Entries with figure data:
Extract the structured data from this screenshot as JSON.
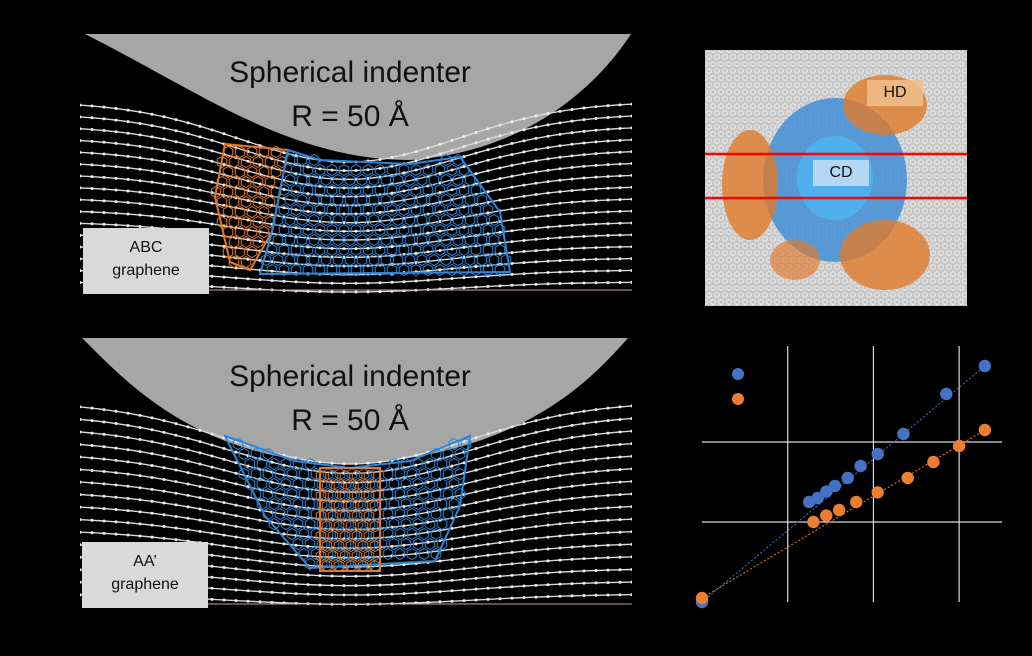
{
  "panels": {
    "abc": {
      "indenter_title": "Spherical indenter",
      "indenter_radius": "R = 50 Å",
      "sample_line1": "ABC",
      "sample_line2": "graphene"
    },
    "aa": {
      "indenter_title": "Spherical indenter",
      "indenter_radius": "R = 50 Å",
      "sample_line1": "AA’",
      "sample_line2": "graphene"
    },
    "topview": {
      "label_hd": "HD",
      "label_cd": "CD"
    }
  },
  "colors": {
    "indenter": "#a6a6a6",
    "chain": "#d9d9d9",
    "blue_domain": "#2f86d6",
    "orange_domain": "#e07a2a",
    "red_line": "#ff0000",
    "series_blue": "#4472c4",
    "series_orange": "#ed7d31"
  },
  "chart_data": {
    "type": "scatter",
    "series": [
      {
        "values": [
          [
            0.0,
            0.0
          ],
          [
            1.25,
            1.25
          ],
          [
            1.35,
            1.3
          ],
          [
            1.45,
            1.38
          ],
          [
            1.55,
            1.45
          ],
          [
            1.7,
            1.55
          ],
          [
            1.85,
            1.7
          ],
          [
            2.05,
            1.85
          ],
          [
            2.35,
            2.1
          ],
          [
            2.85,
            2.6
          ],
          [
            3.3,
            2.95
          ]
        ],
        "color": "#4472c4"
      },
      {
        "values": [
          [
            0.0,
            0.05
          ],
          [
            1.3,
            1.0
          ],
          [
            1.45,
            1.08
          ],
          [
            1.6,
            1.15
          ],
          [
            1.8,
            1.25
          ],
          [
            2.05,
            1.37
          ],
          [
            2.4,
            1.55
          ],
          [
            2.7,
            1.75
          ],
          [
            3.0,
            1.95
          ],
          [
            3.3,
            2.15
          ]
        ],
        "color": "#ed7d31"
      }
    ],
    "xlim": [
      0,
      3.5
    ],
    "ylim": [
      0,
      3.2
    ],
    "grid": true
  }
}
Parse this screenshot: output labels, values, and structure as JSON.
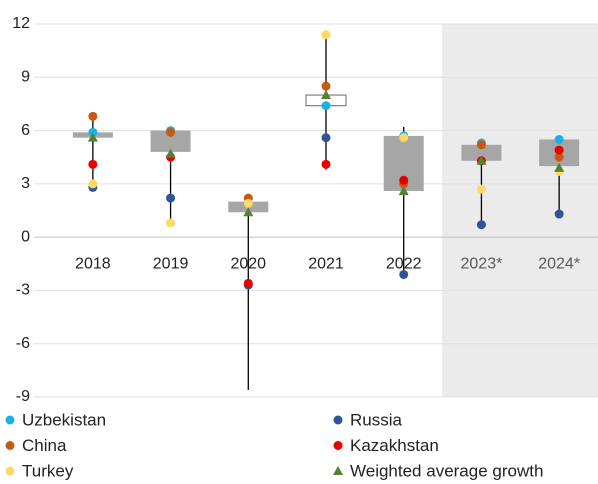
{
  "chart_data": {
    "type": "range",
    "categories": [
      "2018",
      "2019",
      "2020",
      "2021",
      "2022",
      "2023*",
      "2024*"
    ],
    "shaded": [
      false,
      false,
      false,
      false,
      false,
      true,
      true
    ],
    "range_low": [
      2.8,
      0.8,
      -8.6,
      3.8,
      -2.1,
      0.7,
      1.3
    ],
    "range_high": [
      6.8,
      6.0,
      2.2,
      11.4,
      6.2,
      5.3,
      5.5
    ],
    "box_low": [
      5.6,
      4.8,
      1.4,
      7.4,
      2.6,
      4.3,
      4.0
    ],
    "box_high": [
      5.9,
      6.0,
      2.0,
      8.0,
      5.7,
      5.2,
      5.5
    ],
    "box_colors": [
      "#a6a6a6",
      "#a6a6a6",
      "#a6a6a6",
      "#ffffff",
      "#a6a6a6",
      "#a6a6a6",
      "#a6a6a6"
    ],
    "series": [
      {
        "name": "Uzbekistan",
        "color": "#1cb1e6",
        "marker": "circle",
        "values": [
          5.9,
          6.0,
          1.9,
          7.4,
          5.7,
          5.3,
          5.5
        ]
      },
      {
        "name": "Russia",
        "color": "#2f5597",
        "marker": "circle",
        "values": [
          2.8,
          2.2,
          -2.7,
          5.6,
          -2.1,
          0.7,
          1.3
        ]
      },
      {
        "name": "China",
        "color": "#c55a11",
        "marker": "circle",
        "values": [
          6.8,
          5.9,
          2.2,
          8.5,
          3.0,
          5.2,
          4.5
        ]
      },
      {
        "name": "Kazakhstan",
        "color": "#e60000",
        "marker": "circle",
        "values": [
          4.1,
          4.5,
          -2.6,
          4.1,
          3.2,
          4.3,
          4.9
        ]
      },
      {
        "name": "Turkey",
        "color": "#ffd966",
        "marker": "circle",
        "values": [
          3.0,
          0.8,
          1.9,
          11.4,
          5.6,
          2.7,
          3.7
        ]
      },
      {
        "name": "Weighted average growth",
        "color": "#548235",
        "marker": "triangle",
        "values": [
          5.6,
          4.7,
          1.4,
          8.0,
          2.6,
          4.3,
          3.9
        ]
      }
    ],
    "ylim": [
      -9,
      12
    ],
    "yticks": [
      -9,
      -6,
      -3,
      0,
      3,
      6,
      9,
      12
    ],
    "grid": true
  }
}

> **WORK TO DO**:
From the data, list each line in which the string "screenshot" appears.

> **RESPONSE TO THE TASK**:
Extract the structured data from this screenshot as JSON.
Parse this screenshot: output labels, values, and structure as JSON.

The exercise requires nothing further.